Task details -> Go through the entries one line at a time, and gather every line that has the word "image".

Supplied material ->
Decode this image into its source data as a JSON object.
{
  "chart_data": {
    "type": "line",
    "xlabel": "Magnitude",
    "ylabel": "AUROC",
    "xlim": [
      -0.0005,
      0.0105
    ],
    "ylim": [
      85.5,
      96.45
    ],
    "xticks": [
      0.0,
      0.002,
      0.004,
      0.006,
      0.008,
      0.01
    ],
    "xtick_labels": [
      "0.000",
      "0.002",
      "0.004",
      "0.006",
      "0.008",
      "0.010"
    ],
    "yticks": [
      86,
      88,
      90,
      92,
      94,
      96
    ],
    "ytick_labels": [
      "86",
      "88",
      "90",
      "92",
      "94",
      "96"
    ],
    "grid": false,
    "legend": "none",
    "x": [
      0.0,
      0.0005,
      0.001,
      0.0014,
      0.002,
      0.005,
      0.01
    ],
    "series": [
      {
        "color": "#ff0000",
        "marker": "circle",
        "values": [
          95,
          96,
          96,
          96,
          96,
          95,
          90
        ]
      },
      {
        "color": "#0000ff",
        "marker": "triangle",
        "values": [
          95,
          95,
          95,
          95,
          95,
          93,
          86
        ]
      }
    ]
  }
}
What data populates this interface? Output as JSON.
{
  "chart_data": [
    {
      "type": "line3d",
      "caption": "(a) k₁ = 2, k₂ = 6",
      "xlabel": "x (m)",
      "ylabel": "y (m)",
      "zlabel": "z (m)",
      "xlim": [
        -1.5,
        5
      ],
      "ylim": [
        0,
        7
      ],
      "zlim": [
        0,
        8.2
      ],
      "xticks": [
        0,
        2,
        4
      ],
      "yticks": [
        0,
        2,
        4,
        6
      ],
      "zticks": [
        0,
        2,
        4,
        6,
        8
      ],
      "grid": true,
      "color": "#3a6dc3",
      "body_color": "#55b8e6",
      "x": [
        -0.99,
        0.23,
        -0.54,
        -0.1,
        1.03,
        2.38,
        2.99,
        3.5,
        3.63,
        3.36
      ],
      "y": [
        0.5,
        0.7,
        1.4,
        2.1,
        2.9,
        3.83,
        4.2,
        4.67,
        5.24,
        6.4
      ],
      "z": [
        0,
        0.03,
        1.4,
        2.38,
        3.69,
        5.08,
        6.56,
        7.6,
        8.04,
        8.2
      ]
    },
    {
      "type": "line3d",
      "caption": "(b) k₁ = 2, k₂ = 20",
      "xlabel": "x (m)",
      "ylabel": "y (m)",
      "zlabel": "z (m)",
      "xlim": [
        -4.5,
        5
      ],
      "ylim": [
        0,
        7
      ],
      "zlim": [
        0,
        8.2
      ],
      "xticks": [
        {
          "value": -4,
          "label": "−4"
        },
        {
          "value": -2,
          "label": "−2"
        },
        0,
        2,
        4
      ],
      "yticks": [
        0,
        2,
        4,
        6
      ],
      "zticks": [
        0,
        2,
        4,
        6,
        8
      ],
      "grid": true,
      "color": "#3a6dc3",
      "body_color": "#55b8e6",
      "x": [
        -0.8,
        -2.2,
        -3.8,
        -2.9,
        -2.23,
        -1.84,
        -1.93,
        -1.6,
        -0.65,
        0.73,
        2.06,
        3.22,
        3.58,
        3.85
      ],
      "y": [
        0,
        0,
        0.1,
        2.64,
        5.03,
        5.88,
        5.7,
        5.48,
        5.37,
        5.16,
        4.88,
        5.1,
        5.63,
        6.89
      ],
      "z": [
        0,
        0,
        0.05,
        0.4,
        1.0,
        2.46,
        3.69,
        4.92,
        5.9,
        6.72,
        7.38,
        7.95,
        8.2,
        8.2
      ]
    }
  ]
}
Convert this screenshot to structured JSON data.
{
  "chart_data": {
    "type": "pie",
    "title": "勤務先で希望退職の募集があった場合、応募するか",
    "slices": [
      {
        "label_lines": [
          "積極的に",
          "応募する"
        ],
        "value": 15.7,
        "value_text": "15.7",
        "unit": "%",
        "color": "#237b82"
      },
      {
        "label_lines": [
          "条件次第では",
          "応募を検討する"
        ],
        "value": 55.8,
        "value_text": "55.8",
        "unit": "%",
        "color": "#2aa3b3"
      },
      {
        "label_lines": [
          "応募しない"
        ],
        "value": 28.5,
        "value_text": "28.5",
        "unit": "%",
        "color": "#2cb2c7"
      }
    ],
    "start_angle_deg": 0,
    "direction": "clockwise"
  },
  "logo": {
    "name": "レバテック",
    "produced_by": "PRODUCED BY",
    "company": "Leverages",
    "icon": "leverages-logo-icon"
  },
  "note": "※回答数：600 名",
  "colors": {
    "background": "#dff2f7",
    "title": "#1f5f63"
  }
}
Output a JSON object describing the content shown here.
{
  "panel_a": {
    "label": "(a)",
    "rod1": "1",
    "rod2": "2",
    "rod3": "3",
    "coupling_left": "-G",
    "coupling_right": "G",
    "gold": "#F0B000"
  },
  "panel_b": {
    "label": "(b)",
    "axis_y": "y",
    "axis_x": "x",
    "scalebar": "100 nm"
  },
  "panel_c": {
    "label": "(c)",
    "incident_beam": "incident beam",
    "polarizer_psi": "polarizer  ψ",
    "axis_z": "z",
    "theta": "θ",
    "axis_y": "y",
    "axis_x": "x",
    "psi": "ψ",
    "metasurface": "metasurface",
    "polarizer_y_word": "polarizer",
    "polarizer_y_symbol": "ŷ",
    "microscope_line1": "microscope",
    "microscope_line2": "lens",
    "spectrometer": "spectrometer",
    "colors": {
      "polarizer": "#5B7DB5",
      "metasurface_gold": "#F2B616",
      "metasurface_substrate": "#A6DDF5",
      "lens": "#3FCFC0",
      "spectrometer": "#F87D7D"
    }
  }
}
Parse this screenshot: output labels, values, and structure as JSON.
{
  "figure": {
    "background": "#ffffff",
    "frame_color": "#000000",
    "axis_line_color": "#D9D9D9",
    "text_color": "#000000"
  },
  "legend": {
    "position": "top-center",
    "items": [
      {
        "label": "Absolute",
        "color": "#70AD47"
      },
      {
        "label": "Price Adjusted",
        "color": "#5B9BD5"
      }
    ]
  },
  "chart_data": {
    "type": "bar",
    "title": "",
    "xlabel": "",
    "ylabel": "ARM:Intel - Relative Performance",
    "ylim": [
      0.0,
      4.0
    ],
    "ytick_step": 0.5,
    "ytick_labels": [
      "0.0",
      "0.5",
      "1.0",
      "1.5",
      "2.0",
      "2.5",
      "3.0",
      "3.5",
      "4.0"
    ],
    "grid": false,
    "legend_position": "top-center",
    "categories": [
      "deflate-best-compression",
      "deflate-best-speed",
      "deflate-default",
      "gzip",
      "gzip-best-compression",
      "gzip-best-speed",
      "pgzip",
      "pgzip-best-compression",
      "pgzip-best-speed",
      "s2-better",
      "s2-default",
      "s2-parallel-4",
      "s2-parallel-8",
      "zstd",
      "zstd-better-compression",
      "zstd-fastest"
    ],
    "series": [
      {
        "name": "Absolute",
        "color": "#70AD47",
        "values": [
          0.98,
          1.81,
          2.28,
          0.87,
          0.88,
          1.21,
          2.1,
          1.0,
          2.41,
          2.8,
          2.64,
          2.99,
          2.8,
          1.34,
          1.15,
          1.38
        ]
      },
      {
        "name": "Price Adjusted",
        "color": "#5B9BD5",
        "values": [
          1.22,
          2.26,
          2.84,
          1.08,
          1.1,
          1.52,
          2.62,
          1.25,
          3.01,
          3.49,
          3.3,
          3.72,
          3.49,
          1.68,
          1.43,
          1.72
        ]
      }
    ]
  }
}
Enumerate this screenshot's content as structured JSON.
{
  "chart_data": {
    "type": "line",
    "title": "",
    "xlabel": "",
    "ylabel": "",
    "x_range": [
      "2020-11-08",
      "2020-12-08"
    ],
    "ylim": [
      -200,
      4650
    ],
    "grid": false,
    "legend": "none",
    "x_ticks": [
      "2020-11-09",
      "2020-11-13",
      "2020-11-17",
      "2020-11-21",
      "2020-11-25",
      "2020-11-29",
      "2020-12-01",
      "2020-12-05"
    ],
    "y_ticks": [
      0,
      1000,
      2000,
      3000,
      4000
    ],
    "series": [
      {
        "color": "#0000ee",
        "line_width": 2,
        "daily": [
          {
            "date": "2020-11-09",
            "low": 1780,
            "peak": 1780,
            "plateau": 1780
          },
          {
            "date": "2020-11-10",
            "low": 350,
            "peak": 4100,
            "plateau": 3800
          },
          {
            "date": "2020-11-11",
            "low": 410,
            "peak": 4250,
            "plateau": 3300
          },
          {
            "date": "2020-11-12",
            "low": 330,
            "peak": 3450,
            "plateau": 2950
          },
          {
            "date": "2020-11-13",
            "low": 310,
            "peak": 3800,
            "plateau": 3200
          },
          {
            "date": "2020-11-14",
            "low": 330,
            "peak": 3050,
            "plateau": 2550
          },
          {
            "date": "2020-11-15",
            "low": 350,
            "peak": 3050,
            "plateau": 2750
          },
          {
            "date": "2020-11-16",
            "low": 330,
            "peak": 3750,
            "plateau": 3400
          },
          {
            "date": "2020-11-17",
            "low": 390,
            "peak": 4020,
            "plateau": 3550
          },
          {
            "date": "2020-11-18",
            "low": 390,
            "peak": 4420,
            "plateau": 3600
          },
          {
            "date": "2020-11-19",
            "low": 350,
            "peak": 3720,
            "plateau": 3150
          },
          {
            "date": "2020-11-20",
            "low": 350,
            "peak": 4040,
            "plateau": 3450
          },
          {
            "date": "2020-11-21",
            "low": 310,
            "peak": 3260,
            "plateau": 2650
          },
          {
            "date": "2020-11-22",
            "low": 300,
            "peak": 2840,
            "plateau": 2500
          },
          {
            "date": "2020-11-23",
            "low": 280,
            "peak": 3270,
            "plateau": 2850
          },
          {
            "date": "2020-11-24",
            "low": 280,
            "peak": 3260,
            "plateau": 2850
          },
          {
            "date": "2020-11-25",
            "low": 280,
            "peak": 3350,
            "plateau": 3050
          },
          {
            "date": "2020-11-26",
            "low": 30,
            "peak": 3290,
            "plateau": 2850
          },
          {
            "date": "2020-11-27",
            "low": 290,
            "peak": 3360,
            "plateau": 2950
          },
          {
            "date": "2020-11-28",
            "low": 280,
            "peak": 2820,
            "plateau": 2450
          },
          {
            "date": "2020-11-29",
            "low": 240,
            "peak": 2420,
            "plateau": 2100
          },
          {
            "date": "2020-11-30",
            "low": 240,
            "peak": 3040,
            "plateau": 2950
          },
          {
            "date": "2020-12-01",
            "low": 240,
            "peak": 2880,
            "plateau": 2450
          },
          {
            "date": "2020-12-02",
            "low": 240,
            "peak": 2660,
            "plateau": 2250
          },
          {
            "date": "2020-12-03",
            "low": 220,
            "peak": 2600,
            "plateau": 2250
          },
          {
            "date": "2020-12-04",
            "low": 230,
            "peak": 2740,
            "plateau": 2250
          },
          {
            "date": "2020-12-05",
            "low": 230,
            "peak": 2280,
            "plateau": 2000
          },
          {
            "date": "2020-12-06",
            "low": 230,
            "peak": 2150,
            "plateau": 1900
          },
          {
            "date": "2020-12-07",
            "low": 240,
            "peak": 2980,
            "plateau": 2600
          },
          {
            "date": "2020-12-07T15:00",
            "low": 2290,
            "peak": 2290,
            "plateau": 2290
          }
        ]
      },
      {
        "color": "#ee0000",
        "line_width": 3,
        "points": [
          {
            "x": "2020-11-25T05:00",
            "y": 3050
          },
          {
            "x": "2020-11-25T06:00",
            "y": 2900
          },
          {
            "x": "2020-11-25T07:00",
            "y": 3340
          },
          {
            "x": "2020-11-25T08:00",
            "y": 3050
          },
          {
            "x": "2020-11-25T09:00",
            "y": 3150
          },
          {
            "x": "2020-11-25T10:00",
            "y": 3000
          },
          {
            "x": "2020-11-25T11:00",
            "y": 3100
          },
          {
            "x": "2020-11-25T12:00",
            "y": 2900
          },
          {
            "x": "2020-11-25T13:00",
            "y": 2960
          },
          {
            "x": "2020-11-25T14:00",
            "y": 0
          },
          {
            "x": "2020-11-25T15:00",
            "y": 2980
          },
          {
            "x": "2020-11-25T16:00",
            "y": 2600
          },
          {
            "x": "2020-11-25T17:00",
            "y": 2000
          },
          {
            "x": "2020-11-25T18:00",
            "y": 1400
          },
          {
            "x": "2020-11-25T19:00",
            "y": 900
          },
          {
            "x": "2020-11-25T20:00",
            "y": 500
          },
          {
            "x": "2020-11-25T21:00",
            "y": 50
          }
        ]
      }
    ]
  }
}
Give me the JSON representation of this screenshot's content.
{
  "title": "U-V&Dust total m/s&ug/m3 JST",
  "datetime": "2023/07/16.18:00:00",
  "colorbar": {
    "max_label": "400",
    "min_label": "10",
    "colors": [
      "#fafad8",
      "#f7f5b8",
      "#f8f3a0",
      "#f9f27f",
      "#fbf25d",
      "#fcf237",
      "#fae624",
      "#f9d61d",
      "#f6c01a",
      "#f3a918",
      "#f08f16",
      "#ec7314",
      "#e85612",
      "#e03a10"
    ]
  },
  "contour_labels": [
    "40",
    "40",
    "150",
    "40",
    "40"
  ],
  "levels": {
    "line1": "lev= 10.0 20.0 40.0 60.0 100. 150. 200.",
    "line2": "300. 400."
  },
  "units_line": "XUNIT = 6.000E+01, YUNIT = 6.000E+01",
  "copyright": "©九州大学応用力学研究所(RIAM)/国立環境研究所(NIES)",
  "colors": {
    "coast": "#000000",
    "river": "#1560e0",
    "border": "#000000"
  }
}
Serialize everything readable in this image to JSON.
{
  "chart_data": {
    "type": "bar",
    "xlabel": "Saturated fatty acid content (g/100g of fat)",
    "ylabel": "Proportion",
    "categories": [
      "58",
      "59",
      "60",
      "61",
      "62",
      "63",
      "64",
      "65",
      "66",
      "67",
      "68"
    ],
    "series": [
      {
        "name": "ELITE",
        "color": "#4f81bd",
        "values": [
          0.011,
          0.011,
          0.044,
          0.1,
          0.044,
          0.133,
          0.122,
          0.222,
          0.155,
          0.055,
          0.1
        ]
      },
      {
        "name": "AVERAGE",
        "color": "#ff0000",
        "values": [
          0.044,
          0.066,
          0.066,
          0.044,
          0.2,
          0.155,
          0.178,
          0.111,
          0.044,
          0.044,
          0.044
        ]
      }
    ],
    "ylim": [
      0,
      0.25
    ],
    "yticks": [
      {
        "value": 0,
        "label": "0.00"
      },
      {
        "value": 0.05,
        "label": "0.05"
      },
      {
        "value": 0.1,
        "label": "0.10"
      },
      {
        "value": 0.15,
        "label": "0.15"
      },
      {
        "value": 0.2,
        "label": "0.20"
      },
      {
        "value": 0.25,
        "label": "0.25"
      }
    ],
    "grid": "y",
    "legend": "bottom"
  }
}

Response to the task ->
Decode this image into its source data as a JSON object.
Serialize everything readable in this image to JSON.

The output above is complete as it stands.